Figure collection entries
----

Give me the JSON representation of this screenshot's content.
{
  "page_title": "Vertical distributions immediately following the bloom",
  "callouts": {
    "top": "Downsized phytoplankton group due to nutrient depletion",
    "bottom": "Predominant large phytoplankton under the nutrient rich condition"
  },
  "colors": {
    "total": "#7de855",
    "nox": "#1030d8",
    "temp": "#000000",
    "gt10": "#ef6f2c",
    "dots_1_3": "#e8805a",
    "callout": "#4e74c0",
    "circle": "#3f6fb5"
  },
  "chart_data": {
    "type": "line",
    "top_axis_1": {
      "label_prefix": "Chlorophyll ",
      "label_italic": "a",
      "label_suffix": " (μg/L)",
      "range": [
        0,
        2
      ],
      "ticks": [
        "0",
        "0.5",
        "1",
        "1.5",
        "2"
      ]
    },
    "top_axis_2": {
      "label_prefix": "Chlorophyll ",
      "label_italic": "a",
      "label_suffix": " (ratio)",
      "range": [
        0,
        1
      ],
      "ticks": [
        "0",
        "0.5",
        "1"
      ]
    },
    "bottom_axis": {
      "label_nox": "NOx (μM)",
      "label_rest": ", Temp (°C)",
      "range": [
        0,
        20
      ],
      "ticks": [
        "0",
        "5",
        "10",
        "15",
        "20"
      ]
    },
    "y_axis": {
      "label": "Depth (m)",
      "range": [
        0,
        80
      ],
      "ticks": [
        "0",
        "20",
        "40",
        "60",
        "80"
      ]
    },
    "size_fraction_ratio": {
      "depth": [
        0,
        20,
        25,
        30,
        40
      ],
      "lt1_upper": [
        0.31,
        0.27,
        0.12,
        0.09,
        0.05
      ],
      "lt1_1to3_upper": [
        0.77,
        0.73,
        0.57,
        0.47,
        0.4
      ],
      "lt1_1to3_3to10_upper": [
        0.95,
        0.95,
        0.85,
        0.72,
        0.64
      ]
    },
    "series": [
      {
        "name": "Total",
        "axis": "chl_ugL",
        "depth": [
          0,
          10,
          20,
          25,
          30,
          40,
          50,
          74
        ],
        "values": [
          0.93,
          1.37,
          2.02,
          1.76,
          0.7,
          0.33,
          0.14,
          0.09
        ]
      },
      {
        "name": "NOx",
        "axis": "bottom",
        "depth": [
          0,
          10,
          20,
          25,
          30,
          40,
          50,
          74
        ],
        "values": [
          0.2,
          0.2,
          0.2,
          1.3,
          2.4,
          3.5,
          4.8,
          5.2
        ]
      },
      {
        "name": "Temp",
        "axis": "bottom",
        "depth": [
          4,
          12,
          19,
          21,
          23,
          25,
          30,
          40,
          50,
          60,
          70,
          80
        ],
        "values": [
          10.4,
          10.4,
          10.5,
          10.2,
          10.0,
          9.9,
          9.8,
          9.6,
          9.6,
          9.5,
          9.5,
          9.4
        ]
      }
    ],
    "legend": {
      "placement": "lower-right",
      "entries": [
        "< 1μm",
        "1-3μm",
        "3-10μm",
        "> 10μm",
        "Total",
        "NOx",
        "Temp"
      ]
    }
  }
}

----

§ **Short exercise**
Work through the records line by line and tally those with the word "nutrient". Report only the total.

§ **Response to this exercise**
2